* [Exercise text]:
--------------------------------------------------

Mittendorf Explains Growing Role of Checkpoint Inhibitors in Breast Cancer

Laura Panjwani
Published Online: Monday, Mar 21, 2016

Much of the checkpoint inhibitor research in breast cancer has been focused on TNBC. Do you see potential for other subtypes as well? TNBC is an area with no targeted agents, so much of the focus has been based on need. However, if you think about checkpoint blockade, it is a drug that works by taking the breaks off of T cells, so in order for it to have an effect there needs to be T cells present. If you look at the published data, it has shown that the presence of tumor-infiltrating lymphocytes (TILs) is greatest in the TNBC subtype when compared to the other subtypes. Based on that, the thought is that TNBC will be more susceptible to checkpoint blockade. However, there is an opportunity to turn these other breast cancer subtypes, like HR-positive breast cancer, more immunogenic and then come in with checkpoint blockade after that.

How could that potentially be achieved?

There are studies that have looked at strategies like cryoablation and radiation. There are data that suggest that chemotherapy in some cases can be immune stimulating. Vaccines are also a possibility. There are strategies investigating these novel intratumoral injection agents like talimogene laherparepvec (T-VEC). There are also strategies using other drugs that modify the innate immune system. There are a lot of possibilities.

What role does PD L1 status play in the use of checkpoint inhibitors in breast cancer?

When this class of drugs initially started showing benefit in breast cancer, people suggested that the expression of PD-L1 was required—that it was a biomarker needed to predict response to treatment. I think most of the experts now feel that is not the case. The reason for that is that it is very dynamic how PD-1 expression can go up and down in a tumor depending on aspects of the microenvironment. The JAVELIN trial did have some interesting data that suggested that the expression of PD-L1 by the tumor was not predictive of response, but the expression of PD-L1 by other immune cells in the microenvironment did appear, at least in TNBC, to potentially be predictive. They refer to these as ‘immune hotspots.’ I do not think the trials should be designed to require PD-L1 positivity in order for patients to enroll, but that needs to be further evaluated in biospecimens collected from patients who are on the studies.

--------------------------------------------------

* [Extracted material]:
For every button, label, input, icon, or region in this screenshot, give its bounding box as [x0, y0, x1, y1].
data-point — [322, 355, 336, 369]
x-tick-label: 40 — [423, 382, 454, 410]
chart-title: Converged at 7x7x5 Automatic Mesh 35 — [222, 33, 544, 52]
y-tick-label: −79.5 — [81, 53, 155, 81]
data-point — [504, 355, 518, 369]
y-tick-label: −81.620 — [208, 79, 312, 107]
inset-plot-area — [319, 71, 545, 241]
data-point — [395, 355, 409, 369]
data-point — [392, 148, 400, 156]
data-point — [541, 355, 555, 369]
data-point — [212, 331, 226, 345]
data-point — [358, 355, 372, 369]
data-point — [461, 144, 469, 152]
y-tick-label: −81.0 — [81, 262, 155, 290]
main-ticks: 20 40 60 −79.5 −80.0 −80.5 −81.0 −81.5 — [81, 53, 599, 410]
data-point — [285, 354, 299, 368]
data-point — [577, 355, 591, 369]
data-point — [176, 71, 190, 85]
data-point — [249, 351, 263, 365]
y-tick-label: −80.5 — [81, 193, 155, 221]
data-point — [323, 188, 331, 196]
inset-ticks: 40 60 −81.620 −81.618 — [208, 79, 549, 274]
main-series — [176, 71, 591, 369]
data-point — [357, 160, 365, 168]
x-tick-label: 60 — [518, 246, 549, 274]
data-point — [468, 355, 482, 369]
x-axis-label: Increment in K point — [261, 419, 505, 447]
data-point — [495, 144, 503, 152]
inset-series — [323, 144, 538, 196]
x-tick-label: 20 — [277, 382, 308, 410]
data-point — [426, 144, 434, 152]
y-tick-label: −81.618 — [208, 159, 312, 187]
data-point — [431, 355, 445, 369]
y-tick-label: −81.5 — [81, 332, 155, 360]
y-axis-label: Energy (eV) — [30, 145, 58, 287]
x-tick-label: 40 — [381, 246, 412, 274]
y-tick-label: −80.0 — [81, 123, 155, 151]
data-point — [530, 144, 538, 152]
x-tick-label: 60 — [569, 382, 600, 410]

--------------------------------------------------

* [Problem details]:
From the text on checkpoint inhibitors in breast cancer, transcribe word for word the part that opens with the words containing "How could that" and closes with "lot of possibilities.".

* [Exercise answer]:
How could that potentially be achieved?

There are studies that have looked at strategies like cryoablation and radiation. There are data that suggest that chemotherapy in some cases can be immune stimulating. Vaccines are also a possibility. There are strategies investigating these novel intratumoral injection agents like talimogene laherparepvec (T-VEC). There are also strategies using other drugs that modify the innate immune system. There are a lot of possibilities.